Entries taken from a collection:
━━━━━━━━━━━━━━━━━━━━━━━━━━━━━━

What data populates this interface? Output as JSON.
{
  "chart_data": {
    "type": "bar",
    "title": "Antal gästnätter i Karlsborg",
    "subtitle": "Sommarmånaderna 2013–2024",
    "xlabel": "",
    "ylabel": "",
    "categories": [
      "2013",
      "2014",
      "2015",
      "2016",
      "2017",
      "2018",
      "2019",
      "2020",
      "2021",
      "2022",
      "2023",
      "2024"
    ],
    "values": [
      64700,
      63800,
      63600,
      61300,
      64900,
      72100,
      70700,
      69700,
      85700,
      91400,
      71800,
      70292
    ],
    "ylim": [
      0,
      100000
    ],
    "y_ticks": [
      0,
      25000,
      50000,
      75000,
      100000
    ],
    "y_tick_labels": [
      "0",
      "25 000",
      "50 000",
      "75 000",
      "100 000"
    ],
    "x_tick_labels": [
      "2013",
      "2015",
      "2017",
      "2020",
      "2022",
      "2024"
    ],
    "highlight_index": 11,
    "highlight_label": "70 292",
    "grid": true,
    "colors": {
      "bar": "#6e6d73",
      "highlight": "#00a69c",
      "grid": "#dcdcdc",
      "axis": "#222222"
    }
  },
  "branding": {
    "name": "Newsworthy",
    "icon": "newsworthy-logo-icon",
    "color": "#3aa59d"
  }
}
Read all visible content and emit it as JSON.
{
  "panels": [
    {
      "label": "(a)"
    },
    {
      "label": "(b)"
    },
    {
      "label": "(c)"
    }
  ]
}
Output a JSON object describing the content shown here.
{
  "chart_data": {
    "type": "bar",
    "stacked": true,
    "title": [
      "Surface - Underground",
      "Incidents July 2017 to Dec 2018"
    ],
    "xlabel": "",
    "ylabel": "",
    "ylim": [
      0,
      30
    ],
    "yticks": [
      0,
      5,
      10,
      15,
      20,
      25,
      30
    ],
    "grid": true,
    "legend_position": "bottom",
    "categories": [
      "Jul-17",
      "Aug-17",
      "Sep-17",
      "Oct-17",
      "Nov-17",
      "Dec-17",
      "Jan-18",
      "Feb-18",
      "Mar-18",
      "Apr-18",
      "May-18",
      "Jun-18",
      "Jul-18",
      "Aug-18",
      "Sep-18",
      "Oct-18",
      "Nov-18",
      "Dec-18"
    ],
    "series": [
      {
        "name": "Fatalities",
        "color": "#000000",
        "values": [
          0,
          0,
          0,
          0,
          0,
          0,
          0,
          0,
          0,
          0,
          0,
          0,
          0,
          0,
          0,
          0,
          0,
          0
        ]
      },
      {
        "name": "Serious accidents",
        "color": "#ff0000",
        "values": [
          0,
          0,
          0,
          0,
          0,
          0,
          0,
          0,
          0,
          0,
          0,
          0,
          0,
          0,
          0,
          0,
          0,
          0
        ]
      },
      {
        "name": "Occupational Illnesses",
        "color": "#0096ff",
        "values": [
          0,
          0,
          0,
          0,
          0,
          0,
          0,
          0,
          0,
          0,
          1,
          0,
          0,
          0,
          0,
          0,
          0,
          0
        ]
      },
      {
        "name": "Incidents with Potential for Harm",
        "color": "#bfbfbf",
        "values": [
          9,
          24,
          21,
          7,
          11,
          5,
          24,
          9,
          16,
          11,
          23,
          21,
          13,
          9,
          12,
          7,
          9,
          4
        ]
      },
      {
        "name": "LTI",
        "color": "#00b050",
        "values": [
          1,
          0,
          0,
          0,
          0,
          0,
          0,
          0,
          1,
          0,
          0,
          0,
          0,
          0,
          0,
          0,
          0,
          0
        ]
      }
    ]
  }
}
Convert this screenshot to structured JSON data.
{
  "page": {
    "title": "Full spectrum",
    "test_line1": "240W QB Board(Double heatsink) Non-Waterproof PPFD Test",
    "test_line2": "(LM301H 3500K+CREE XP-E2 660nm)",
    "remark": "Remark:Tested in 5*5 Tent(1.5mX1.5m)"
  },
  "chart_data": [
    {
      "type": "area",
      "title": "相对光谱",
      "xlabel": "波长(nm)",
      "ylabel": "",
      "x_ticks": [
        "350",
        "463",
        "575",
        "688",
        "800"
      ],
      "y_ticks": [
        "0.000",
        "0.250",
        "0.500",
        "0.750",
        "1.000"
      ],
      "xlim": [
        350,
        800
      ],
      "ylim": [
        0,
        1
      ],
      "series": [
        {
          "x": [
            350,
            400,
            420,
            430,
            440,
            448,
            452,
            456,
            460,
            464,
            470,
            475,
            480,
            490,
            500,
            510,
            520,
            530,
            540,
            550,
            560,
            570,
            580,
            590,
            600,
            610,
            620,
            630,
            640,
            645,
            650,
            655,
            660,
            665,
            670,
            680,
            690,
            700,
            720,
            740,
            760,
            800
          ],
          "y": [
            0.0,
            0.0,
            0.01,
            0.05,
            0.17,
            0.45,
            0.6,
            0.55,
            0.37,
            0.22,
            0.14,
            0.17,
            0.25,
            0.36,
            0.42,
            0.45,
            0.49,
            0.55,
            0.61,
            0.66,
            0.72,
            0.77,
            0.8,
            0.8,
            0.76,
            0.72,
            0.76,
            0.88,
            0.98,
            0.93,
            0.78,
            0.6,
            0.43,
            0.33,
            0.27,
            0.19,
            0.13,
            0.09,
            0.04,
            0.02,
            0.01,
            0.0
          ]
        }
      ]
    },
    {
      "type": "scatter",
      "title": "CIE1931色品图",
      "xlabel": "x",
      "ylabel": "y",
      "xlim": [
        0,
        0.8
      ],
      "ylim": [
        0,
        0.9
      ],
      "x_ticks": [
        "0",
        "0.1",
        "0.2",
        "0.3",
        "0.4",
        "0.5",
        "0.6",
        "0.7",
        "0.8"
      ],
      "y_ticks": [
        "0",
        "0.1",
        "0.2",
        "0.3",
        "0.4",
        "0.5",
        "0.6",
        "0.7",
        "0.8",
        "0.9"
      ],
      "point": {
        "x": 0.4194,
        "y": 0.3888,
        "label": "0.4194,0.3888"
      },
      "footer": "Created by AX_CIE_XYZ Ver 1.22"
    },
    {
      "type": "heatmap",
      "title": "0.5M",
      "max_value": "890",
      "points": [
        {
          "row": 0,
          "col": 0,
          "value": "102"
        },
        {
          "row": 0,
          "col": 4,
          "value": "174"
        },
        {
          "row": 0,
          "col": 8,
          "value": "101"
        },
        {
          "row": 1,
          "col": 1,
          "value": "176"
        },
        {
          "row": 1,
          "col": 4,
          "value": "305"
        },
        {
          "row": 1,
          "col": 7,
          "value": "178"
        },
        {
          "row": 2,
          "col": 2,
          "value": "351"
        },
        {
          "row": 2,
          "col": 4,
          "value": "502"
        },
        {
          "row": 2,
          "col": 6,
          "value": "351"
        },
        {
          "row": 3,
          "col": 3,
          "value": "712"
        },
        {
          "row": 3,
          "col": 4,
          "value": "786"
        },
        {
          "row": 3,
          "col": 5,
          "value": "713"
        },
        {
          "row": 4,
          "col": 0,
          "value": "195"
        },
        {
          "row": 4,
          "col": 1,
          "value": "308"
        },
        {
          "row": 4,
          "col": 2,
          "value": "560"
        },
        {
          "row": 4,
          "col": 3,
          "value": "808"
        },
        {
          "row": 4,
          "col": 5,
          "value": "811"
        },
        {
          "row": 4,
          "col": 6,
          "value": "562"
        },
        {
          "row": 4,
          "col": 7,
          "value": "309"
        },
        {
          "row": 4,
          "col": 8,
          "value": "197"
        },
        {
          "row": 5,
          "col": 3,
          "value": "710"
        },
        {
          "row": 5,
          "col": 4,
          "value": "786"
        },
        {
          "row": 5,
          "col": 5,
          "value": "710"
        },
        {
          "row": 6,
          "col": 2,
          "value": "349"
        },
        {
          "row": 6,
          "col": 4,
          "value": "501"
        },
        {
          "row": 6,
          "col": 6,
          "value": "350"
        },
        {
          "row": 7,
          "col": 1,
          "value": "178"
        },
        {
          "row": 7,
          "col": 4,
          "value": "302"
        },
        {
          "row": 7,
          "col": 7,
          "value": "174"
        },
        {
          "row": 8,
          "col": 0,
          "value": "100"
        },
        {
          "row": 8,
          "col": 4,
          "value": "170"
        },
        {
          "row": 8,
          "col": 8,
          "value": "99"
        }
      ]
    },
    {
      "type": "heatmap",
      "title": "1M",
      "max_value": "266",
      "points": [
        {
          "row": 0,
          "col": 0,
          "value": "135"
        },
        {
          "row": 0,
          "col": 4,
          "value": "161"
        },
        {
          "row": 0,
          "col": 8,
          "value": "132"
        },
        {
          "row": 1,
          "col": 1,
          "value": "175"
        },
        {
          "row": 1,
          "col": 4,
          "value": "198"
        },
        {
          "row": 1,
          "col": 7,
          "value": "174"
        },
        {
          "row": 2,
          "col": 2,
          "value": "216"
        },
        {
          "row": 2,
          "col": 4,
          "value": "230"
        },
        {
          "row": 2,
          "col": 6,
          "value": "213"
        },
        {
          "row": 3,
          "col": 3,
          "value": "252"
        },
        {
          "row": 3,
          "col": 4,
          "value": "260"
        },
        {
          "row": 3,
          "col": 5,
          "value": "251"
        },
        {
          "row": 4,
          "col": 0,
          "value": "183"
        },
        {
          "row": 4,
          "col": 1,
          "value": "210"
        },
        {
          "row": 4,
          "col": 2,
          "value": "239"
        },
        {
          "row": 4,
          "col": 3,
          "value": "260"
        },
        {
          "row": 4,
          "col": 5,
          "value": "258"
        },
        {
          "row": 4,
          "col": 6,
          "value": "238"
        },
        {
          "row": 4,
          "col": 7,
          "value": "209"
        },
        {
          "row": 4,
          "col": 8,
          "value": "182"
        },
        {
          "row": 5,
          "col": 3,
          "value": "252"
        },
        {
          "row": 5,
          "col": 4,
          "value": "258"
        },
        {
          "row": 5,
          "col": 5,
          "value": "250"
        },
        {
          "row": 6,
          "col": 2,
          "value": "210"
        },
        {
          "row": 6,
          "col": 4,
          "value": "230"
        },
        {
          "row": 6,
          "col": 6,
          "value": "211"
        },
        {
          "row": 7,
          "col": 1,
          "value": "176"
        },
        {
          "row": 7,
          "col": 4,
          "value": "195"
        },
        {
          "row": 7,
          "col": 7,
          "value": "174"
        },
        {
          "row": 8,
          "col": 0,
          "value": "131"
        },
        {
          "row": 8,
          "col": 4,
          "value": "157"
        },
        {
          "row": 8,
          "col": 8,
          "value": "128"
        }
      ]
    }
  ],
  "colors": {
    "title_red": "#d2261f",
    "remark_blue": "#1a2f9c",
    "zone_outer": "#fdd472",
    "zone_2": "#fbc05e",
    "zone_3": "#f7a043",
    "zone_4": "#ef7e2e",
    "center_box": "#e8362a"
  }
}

━━━━━━━━━━━━━━━━━━━━━━━━━━━━━━

Which lines include the word "name"? Copy every one of them.

RESPONSE TO THE EXERCISE:
    "name": "Newsworthy",
        "name": "Fatalities",
        "name": "Serious accidents",
        "name": "Occupational Illnesses",
        "name": "Incidents with Potential for Harm",
        "name": "LTI",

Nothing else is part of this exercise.